── DATA FOR THIS EXERCISE ──
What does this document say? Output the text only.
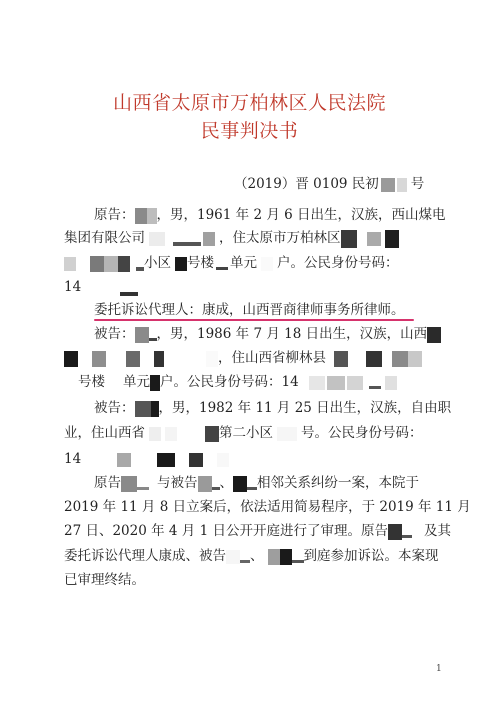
山西省太原市万柏林区人民法院
民事判决书
（2019）晋 0109 民初 号
原告： ，男，1961 年 2 月 6 日出生，汉族，西山煤电
集团有限公司	，住太原市万柏林区
小区 号楼 单元 户。公民身份号码：
14
委托诉讼代理人：康成，山西晋商律师事务所律师。
被告： ，男，1986 年 7 月 18 日出生，汉族，山西
，住山西省柳林县
号楼 单元 户。公民身份号码：14
被告： ，男，1982 年 11 月 25 日出生，汉族，自由职
业，住山西省	第二小区 号。公民身份号码：
14
原告	与被告 、 相邻关系纠纷一案，本院于
2019 年 11 月 8 日立案后，依法适用简易程序，于 2019 年 11 月
27 日、2020 年 4 月 1 日公开开庭进行了审理。原告	及其
委托诉讼代理人康成、被告 、	到庭参加诉讼。本案现
已审理终结。
1
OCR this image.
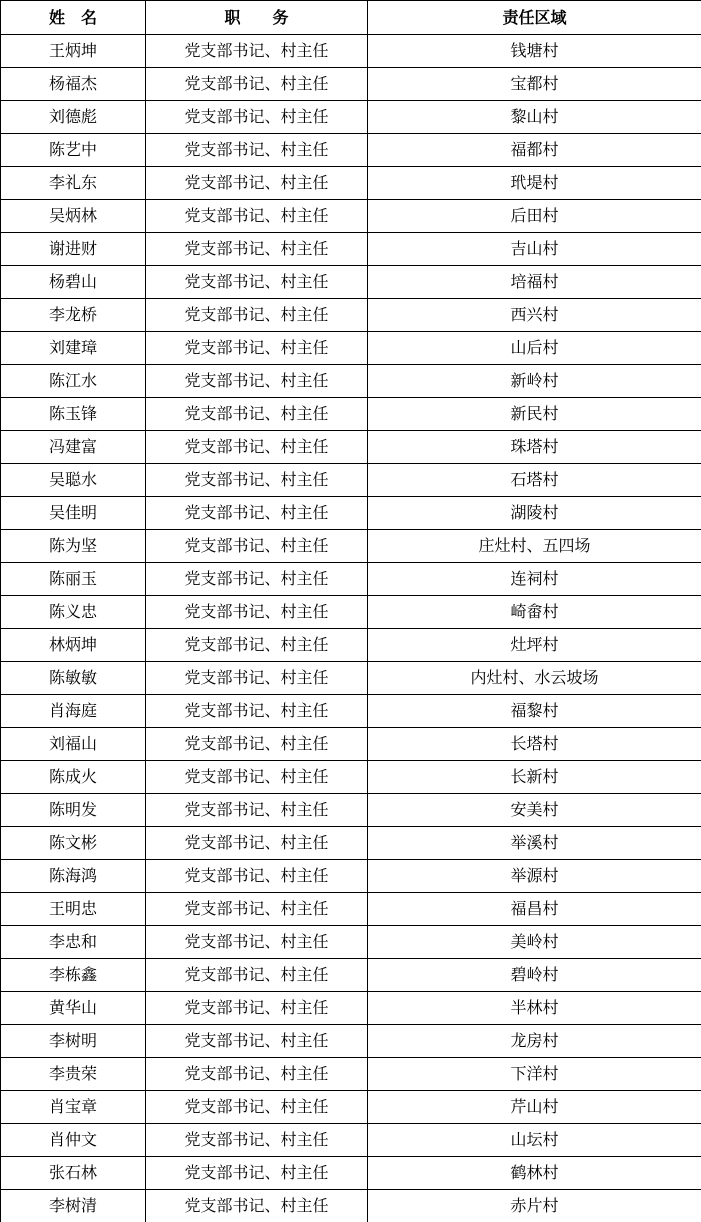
姓　名	职　　务	责任区域
王炳坤	党支部书记、村主任	钱塘村
杨福杰	党支部书记、村主任	宝都村
刘德彪	党支部书记、村主任	黎山村
陈艺中	党支部书记、村主任	福都村
李礼东	党支部书记、村主任	玳堤村
吴炳林	党支部书记、村主任	后田村
谢进财	党支部书记、村主任	吉山村
杨碧山	党支部书记、村主任	培福村
李龙桥	党支部书记、村主任	西兴村
刘建璋	党支部书记、村主任	山后村
陈江水	党支部书记、村主任	新岭村
陈玉锋	党支部书记、村主任	新民村
冯建富	党支部书记、村主任	珠塔村
吴聪水	党支部书记、村主任	石塔村
吴佳明	党支部书记、村主任	湖陵村
陈为坚	党支部书记、村主任	庄灶村、五四场
陈丽玉	党支部书记、村主任	连祠村
陈义忠	党支部书记、村主任	崎畲村
林炳坤	党支部书记、村主任	灶坪村
陈敏敏	党支部书记、村主任	内灶村、水云坡场
肖海庭	党支部书记、村主任	福黎村
刘福山	党支部书记、村主任	长塔村
陈成火	党支部书记、村主任	长新村
陈明发	党支部书记、村主任	安美村
陈文彬	党支部书记、村主任	举溪村
陈海鸿	党支部书记、村主任	举源村
王明忠	党支部书记、村主任	福昌村
李忠和	党支部书记、村主任	美岭村
李栋鑫	党支部书记、村主任	碧岭村
黄华山	党支部书记、村主任	半林村
李树明	党支部书记、村主任	龙房村
李贵荣	党支部书记、村主任	下洋村
肖宝章	党支部书记、村主任	芹山村
肖仲文	党支部书记、村主任	山坛村
张石林	党支部书记、村主任	鹤林村
李树清	党支部书记、村主任	赤片村
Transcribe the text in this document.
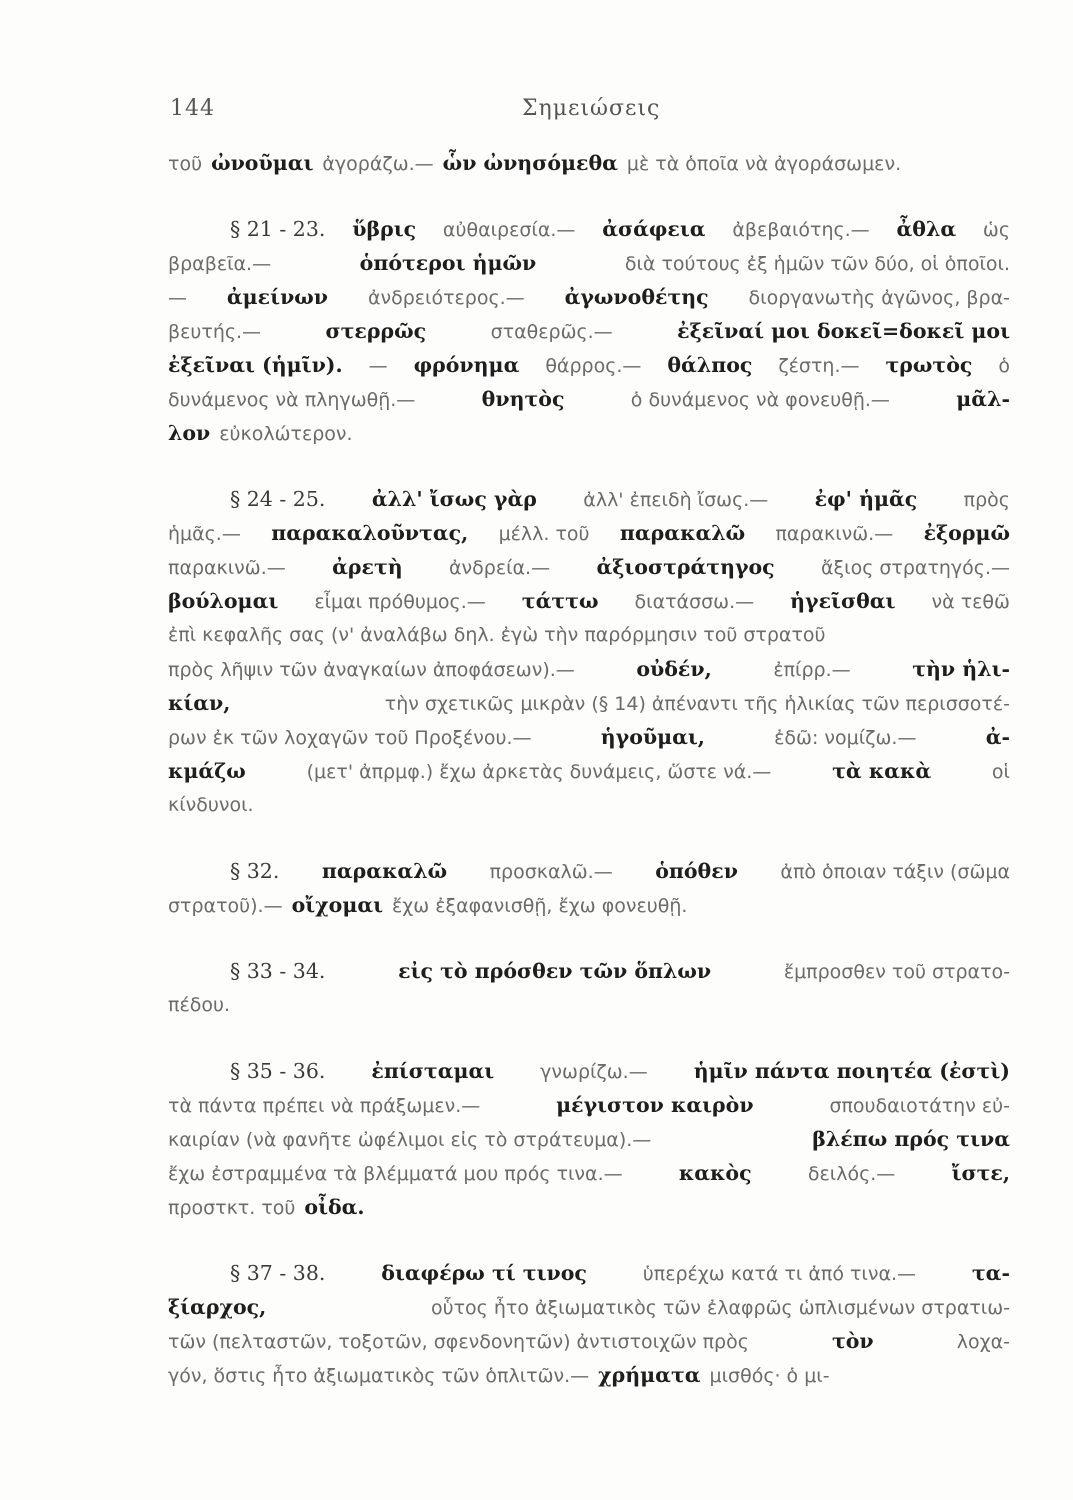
144	Σημειώσεις
τοῦ ὠνοῦμαι ἀγοράζω.— ὧν ὠνησόμεθα μὲ τὰ ὁποῖα νὰ ἀγοράσωμεν.
§ 21 - 23. ὕβρις αὐθαιρεσία.— ἀσάφεια ἀβεβαιότης.— ἆθλα ὡς
βραβεῖα.—	ὁπότεροι ἡμῶν	διὰ τούτους ἐξ ἡμῶν τῶν δύο, οἱ ὁποῖοι.
— ἀμείνων ἀνδρειότερος.— ἀγωνοθέτης διοργανωτὴς ἀγῶνος, βρα-
βευτής.—	στερρῶς	σταθερῶς.—	ἐξεῖναί μοι δοκεῖ=δοκεῖ μοι
ἐξεῖναι (ἡμῖν). — φρόνημα θάρρος.— θάλπος ζέστη.— τρωτὸς ὁ
δυνάμενος νὰ πληγωθῇ.—	θνητὸς	ὁ δυνάμενος νὰ φονευθῇ.—	μᾶλ-
λον εὐκολώτερον.
§ 24 - 25. ἀλλ' ἴσως γὰρ ἀλλ' ἐπειδὴ ἴσως.— ἐφ' ἡμᾶς πρὸς
ἡμᾶς.— παρακαλοῦντας, μέλλ. τοῦ παρακαλῶ παρακινῶ.— ἐξορμῶ
παρακινῶ.— ἀρετὴ ἀνδρεία.— ἀξιοστράτηγος ἄξιος στρατηγός.—
βούλομαι εἶμαι πρόθυμος.— τάττω διατάσσω.— ἡγεῖσθαι νὰ τεθῶ
ἐπὶ κεφαλῆς σας (ν' ἀναλάβω δηλ. ἐγὼ τὴν παρόρμησιν τοῦ στρατοῦ
πρὸς λῆψιν τῶν ἀναγκαίων ἀποφάσεων).—	οὐδέν,	ἐπίρρ.—	τὴν ἡλι-
κίαν,	τὴν σχετικῶς μικρὰν (§ 14) ἀπέναντι τῆς ἡλικίας τῶν περισσοτέ-
ρων ἐκ τῶν λοχαγῶν τοῦ Προξένου.—	ἡγοῦμαι,	ἐδῶ: νομίζω.—	ἀ-
κμάζω	(μετ' ἀπρμφ.) ἔχω ἀρκετὰς δυνάμεις, ὥστε νά.—	τὰ κακὰ	οἱ
κίνδυνοι.
§ 32. παρακαλῶ προσκαλῶ.— ὁπόθεν ἀπὸ ὁποιαν τάξιν (σῶμα
στρατοῦ).— οἴχομαι ἔχω ἐξαφανισθῇ, ἔχω φονευθῇ.
§ 33 - 34.	εἰς τὸ πρόσθεν τῶν ὅπλων	ἔμπροσθεν τοῦ στρατο-
πέδου.
§ 35 - 36. ἐπίσταμαι γνωρίζω.— ἡμῖν πάντα ποιητέα (ἐστὶ)
τὰ πάντα πρέπει νὰ πράξωμεν.—	μέγιστον καιρὸν	σπουδαιοτάτην εὐ-
καιρίαν (νὰ φανῆτε ὠφέλιμοι εἰς τὸ στράτευμα).—	βλέπω πρός τινα
ἔχω ἐστραμμένα τὰ βλέμματά μου πρός τινα.—	κακὸς	δειλός.—	ἴστε,
προστκτ. τοῦ οἶδα.
§ 37 - 38.	διαφέρω τί τινος	ὑπερέχω κατά τι ἀπό τινα.—	τα-
ξίαρχος,	οὗτος ἦτο ἀξιωματικὸς τῶν ἐλαφρῶς ὡπλισμένων στρατιω-
τῶν (πελταστῶν, τοξοτῶν, σφενδονητῶν) ἀντιστοιχῶν πρὸς	τὸν	λοχα-
γόν, ὅστις ἦτο ἀξιωματικὸς τῶν ὁπλιτῶν.— χρήματα μισθός· ὁ μι-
───
» WORK REQUIRED: Transcribe the full listing above exactly as it stands, minus the pictures.

» FINAL RESULT:
What does this document say? Output the text only.
山西省太原市万柏林区人民法院
民事判决书
（2019）晋 0109 民初 号
原告： ，男，1961 年 2 月 6 日出生，汉族，西山煤电
集团有限公司	，住太原市万柏林区
小区 号楼 单元 户。公民身份号码：
14
委托诉讼代理人：康成，山西晋商律师事务所律师。
被告： ，男，1986 年 7 月 18 日出生，汉族，山西
，住山西省柳林县
号楼 单元 户。公民身份号码：14
被告： ，男，1982 年 11 月 25 日出生，汉族，自由职
业，住山西省	第二小区 号。公民身份号码：
14
原告	与被告 、 相邻关系纠纷一案，本院于
2019 年 11 月 8 日立案后，依法适用简易程序，于 2019 年 11 月
27 日、2020 年 4 月 1 日公开开庭进行了审理。原告	及其
委托诉讼代理人康成、被告 、	到庭参加诉讼。本案现
已审理终结。
1
OCR this image.
姓　名	职　　务	责任区域
王炳坤	党支部书记、村主任	钱塘村
杨福杰	党支部书记、村主任	宝都村
刘德彪	党支部书记、村主任	黎山村
陈艺中	党支部书记、村主任	福都村
李礼东	党支部书记、村主任	玳堤村
吴炳林	党支部书记、村主任	后田村
谢进财	党支部书记、村主任	吉山村
杨碧山	党支部书记、村主任	培福村
李龙桥	党支部书记、村主任	西兴村
刘建璋	党支部书记、村主任	山后村
陈江水	党支部书记、村主任	新岭村
陈玉锋	党支部书记、村主任	新民村
冯建富	党支部书记、村主任	珠塔村
吴聪水	党支部书记、村主任	石塔村
吴佳明	党支部书记、村主任	湖陵村
陈为坚	党支部书记、村主任	庄灶村、五四场
陈丽玉	党支部书记、村主任	连祠村
陈义忠	党支部书记、村主任	崎畲村
林炳坤	党支部书记、村主任	灶坪村
陈敏敏	党支部书记、村主任	内灶村、水云坡场
肖海庭	党支部书记、村主任	福黎村
刘福山	党支部书记、村主任	长塔村
陈成火	党支部书记、村主任	长新村
陈明发	党支部书记、村主任	安美村
陈文彬	党支部书记、村主任	举溪村
陈海鸿	党支部书记、村主任	举源村
王明忠	党支部书记、村主任	福昌村
李忠和	党支部书记、村主任	美岭村
李栋鑫	党支部书记、村主任	碧岭村
黄华山	党支部书记、村主任	半林村
李树明	党支部书记、村主任	龙房村
李贵荣	党支部书记、村主任	下洋村
肖宝章	党支部书记、村主任	芹山村
肖仲文	党支部书记、村主任	山坛村
张石林	党支部书记、村主任	鹤林村
李树清	党支部书记、村主任	赤片村
Transcribe the text in this document.
144	Σημειώσεις
τοῦ ὠνοῦμαι ἀγοράζω.— ὧν ὠνησόμεθα μὲ τὰ ὁποῖα νὰ ἀγοράσωμεν.
§ 21 - 23. ὕβρις αὐθαιρεσία.— ἀσάφεια ἀβεβαιότης.— ἆθλα ὡς
βραβεῖα.—	ὁπότεροι ἡμῶν	διὰ τούτους ἐξ ἡμῶν τῶν δύο, οἱ ὁποῖοι.
— ἀμείνων ἀνδρειότερος.— ἀγωνοθέτης διοργανωτὴς ἀγῶνος, βρα-
βευτής.—	στερρῶς	σταθερῶς.—	ἐξεῖναί μοι δοκεῖ=δοκεῖ μοι
ἐξεῖναι (ἡμῖν). — φρόνημα θάρρος.— θάλπος ζέστη.— τρωτὸς ὁ
δυνάμενος νὰ πληγωθῇ.—	θνητὸς	ὁ δυνάμενος νὰ φονευθῇ.—	μᾶλ-
λον εὐκολώτερον.
§ 24 - 25. ἀλλ' ἴσως γὰρ ἀλλ' ἐπειδὴ ἴσως.— ἐφ' ἡμᾶς πρὸς
ἡμᾶς.— παρακαλοῦντας, μέλλ. τοῦ παρακαλῶ παρακινῶ.— ἐξορμῶ
παρακινῶ.— ἀρετὴ ἀνδρεία.— ἀξιοστράτηγος ἄξιος στρατηγός.—
βούλομαι εἶμαι πρόθυμος.— τάττω διατάσσω.— ἡγεῖσθαι νὰ τεθῶ
ἐπὶ κεφαλῆς σας (ν' ἀναλάβω δηλ. ἐγὼ τὴν παρόρμησιν τοῦ στρατοῦ
πρὸς λῆψιν τῶν ἀναγκαίων ἀποφάσεων).—	οὐδέν,	ἐπίρρ.—	τὴν ἡλι-
κίαν,	τὴν σχετικῶς μικρὰν (§ 14) ἀπέναντι τῆς ἡλικίας τῶν περισσοτέ-
ρων ἐκ τῶν λοχαγῶν τοῦ Προξένου.—	ἡγοῦμαι,	ἐδῶ: νομίζω.—	ἀ-
κμάζω	(μετ' ἀπρμφ.) ἔχω ἀρκετὰς δυνάμεις, ὥστε νά.—	τὰ κακὰ	οἱ
κίνδυνοι.
§ 32. παρακαλῶ προσκαλῶ.— ὁπόθεν ἀπὸ ὁποιαν τάξιν (σῶμα
στρατοῦ).— οἴχομαι ἔχω ἐξαφανισθῇ, ἔχω φονευθῇ.
§ 33 - 34.	εἰς τὸ πρόσθεν τῶν ὅπλων	ἔμπροσθεν τοῦ στρατο-
πέδου.
§ 35 - 36. ἐπίσταμαι γνωρίζω.— ἡμῖν πάντα ποιητέα (ἐστὶ)
τὰ πάντα πρέπει νὰ πράξωμεν.—	μέγιστον καιρὸν	σπουδαιοτάτην εὐ-
καιρίαν (νὰ φανῆτε ὠφέλιμοι εἰς τὸ στράτευμα).—	βλέπω πρός τινα
ἔχω ἐστραμμένα τὰ βλέμματά μου πρός τινα.—	κακὸς	δειλός.—	ἴστε,
προστκτ. τοῦ οἶδα.
§ 37 - 38.	διαφέρω τί τινος	ὑπερέχω κατά τι ἀπό τινα.—	τα-
ξίαρχος,	οὗτος ἦτο ἀξιωματικὸς τῶν ἐλαφρῶς ὡπλισμένων στρατιω-
τῶν (πελταστῶν, τοξοτῶν, σφενδονητῶν) ἀντιστοιχῶν πρὸς	τὸν	λοχα-
γόν, ὅστις ἦτο ἀξιωματικὸς τῶν ὁπλιτῶν.— χρήματα μισθός· ὁ μι-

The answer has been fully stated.